* begin *
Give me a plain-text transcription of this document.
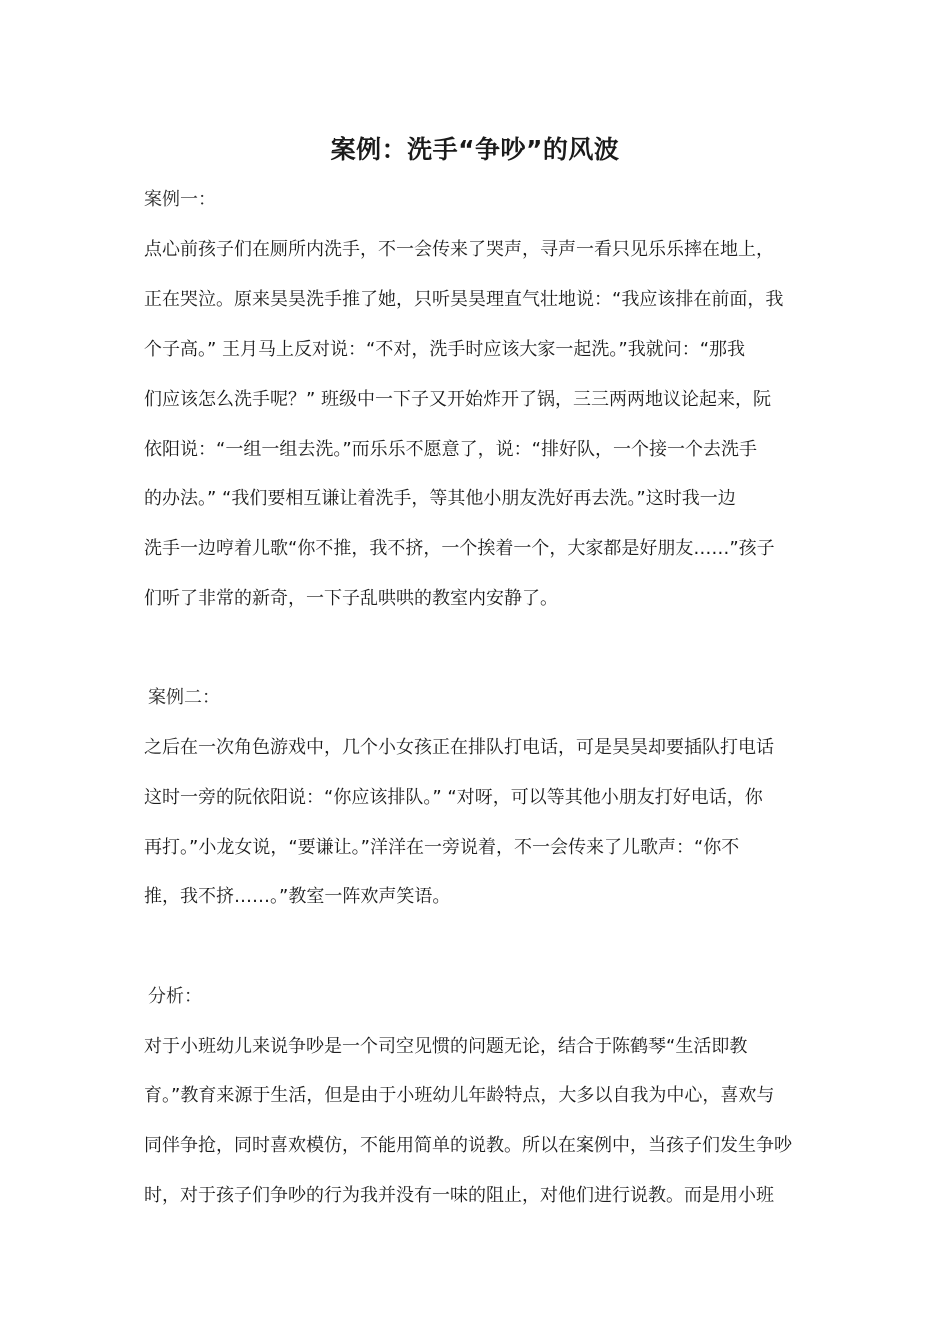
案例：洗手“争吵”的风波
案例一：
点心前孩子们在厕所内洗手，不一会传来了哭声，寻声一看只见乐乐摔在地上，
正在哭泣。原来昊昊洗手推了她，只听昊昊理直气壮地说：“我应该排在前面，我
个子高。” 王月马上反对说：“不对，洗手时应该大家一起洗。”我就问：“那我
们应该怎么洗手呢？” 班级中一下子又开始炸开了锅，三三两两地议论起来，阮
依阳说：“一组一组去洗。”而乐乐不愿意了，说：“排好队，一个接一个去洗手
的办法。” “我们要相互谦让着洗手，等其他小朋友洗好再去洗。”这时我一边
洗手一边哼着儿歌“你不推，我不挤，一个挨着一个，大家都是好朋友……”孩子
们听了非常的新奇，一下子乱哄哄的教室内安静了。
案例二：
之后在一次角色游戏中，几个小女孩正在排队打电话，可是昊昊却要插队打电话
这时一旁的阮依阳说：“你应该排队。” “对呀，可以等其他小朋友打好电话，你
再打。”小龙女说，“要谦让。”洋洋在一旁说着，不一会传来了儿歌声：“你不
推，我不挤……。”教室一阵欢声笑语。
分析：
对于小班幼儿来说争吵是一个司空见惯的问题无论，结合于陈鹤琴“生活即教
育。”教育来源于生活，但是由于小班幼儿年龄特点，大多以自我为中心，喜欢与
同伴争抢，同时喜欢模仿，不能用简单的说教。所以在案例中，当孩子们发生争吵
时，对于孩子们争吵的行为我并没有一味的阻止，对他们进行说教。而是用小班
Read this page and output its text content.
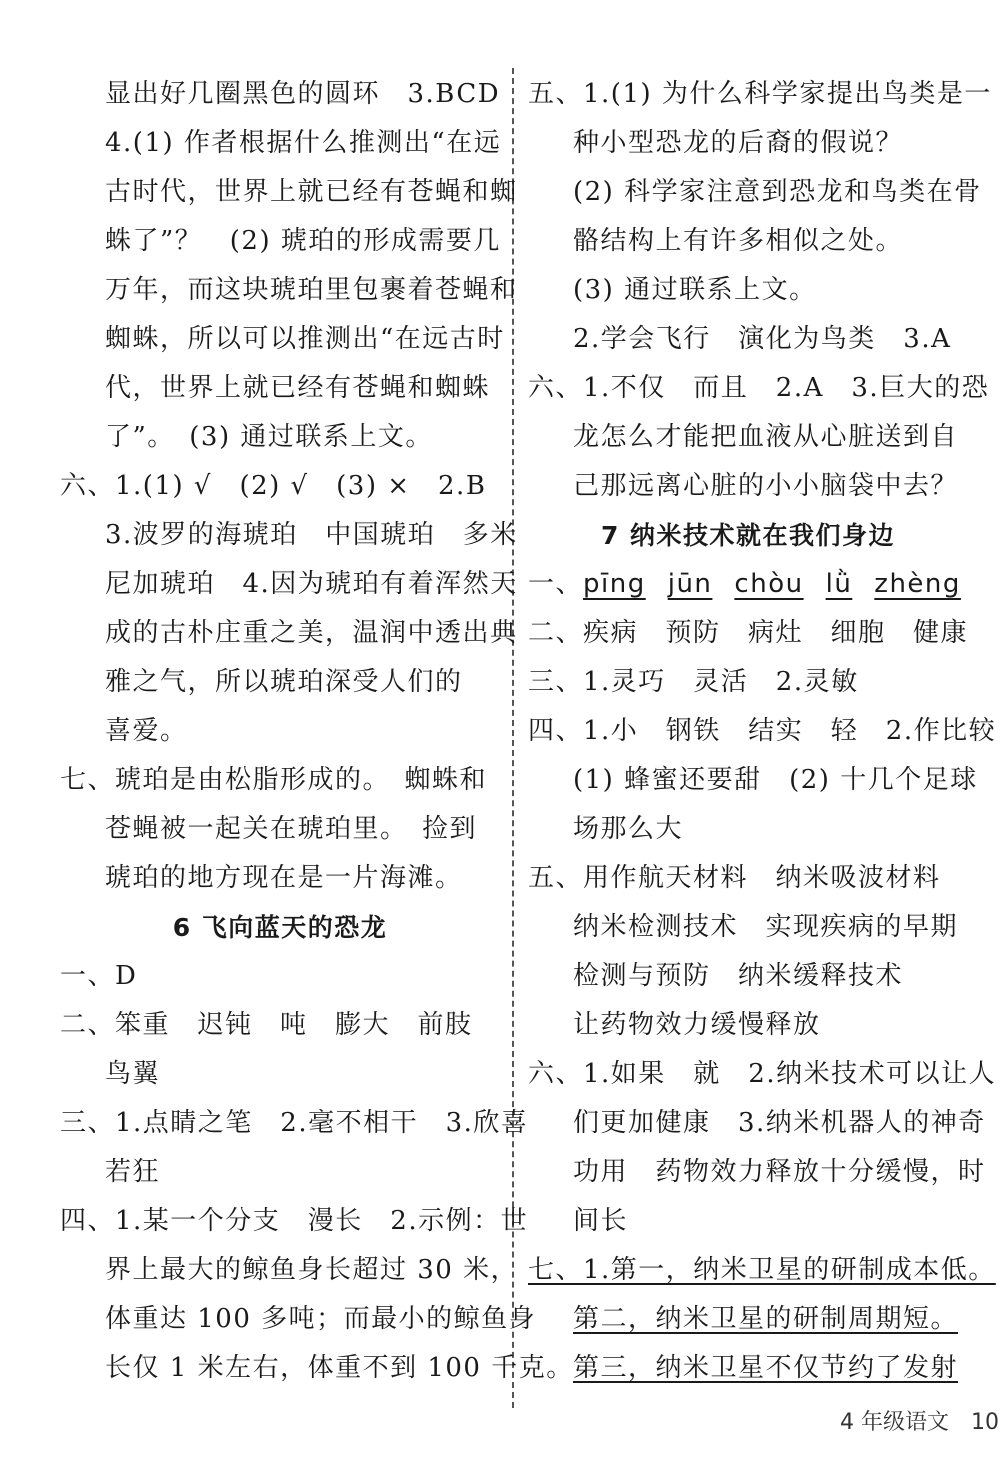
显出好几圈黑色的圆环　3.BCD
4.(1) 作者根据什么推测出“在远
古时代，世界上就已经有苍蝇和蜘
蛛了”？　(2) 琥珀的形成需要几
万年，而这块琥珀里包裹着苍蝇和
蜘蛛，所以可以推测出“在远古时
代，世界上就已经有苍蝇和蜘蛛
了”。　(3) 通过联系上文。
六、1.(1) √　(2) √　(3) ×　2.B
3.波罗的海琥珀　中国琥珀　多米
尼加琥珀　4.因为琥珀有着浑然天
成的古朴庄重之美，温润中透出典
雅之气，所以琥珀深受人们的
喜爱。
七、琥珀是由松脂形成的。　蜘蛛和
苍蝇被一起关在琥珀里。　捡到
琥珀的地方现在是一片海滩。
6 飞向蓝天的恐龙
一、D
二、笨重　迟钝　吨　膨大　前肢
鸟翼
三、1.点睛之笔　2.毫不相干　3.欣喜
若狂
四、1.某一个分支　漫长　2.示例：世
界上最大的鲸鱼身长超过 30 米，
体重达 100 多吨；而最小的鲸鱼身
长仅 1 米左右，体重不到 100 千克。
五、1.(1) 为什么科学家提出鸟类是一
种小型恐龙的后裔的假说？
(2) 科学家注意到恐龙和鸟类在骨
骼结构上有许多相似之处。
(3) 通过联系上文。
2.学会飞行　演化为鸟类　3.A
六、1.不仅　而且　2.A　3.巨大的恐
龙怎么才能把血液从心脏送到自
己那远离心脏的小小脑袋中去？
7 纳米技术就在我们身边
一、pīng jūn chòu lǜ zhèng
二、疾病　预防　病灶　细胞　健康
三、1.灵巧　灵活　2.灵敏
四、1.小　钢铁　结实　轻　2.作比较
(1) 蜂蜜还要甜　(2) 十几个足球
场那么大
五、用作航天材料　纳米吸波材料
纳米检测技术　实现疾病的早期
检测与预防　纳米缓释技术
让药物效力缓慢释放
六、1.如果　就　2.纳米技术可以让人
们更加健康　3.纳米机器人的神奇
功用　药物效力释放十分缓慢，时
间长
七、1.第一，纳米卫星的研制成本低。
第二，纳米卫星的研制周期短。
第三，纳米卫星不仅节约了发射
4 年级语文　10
* end *
Reproduce, word for word, every line from the one that contains "Read this page and output its text content." to the end of the data, including both ends; omit all pictures.

Read this page and output its text content.
显出好几圈黑色的圆环　3.BCD
4.(1) 作者根据什么推测出“在远
古时代，世界上就已经有苍蝇和蜘
蛛了”？　(2) 琥珀的形成需要几
万年，而这块琥珀里包裹着苍蝇和
蜘蛛，所以可以推测出“在远古时
代，世界上就已经有苍蝇和蜘蛛
了”。　(3) 通过联系上文。
六、1.(1) √　(2) √　(3) ×　2.B
3.波罗的海琥珀　中国琥珀　多米
尼加琥珀　4.因为琥珀有着浑然天
成的古朴庄重之美，温润中透出典
雅之气，所以琥珀深受人们的
喜爱。
七、琥珀是由松脂形成的。　蜘蛛和
苍蝇被一起关在琥珀里。　捡到
琥珀的地方现在是一片海滩。
6 飞向蓝天的恐龙
一、D
二、笨重　迟钝　吨　膨大　前肢
鸟翼
三、1.点睛之笔　2.毫不相干　3.欣喜
若狂
四、1.某一个分支　漫长　2.示例：世
界上最大的鲸鱼身长超过 30 米，
体重达 100 多吨；而最小的鲸鱼身
长仅 1 米左右，体重不到 100 千克。
五、1.(1) 为什么科学家提出鸟类是一
种小型恐龙的后裔的假说？
(2) 科学家注意到恐龙和鸟类在骨
骼结构上有许多相似之处。
(3) 通过联系上文。
2.学会飞行　演化为鸟类　3.A
六、1.不仅　而且　2.A　3.巨大的恐
龙怎么才能把血液从心脏送到自
己那远离心脏的小小脑袋中去？
7 纳米技术就在我们身边
一、pīng jūn chòu lǜ zhèng
二、疾病　预防　病灶　细胞　健康
三、1.灵巧　灵活　2.灵敏
四、1.小　钢铁　结实　轻　2.作比较
(1) 蜂蜜还要甜　(2) 十几个足球
场那么大
五、用作航天材料　纳米吸波材料
纳米检测技术　实现疾病的早期
检测与预防　纳米缓释技术
让药物效力缓慢释放
六、1.如果　就　2.纳米技术可以让人
们更加健康　3.纳米机器人的神奇
功用　药物效力释放十分缓慢，时
间长
七、1.第一，纳米卫星的研制成本低。
第二，纳米卫星的研制周期短。
第三，纳米卫星不仅节约了发射
4 年级语文　10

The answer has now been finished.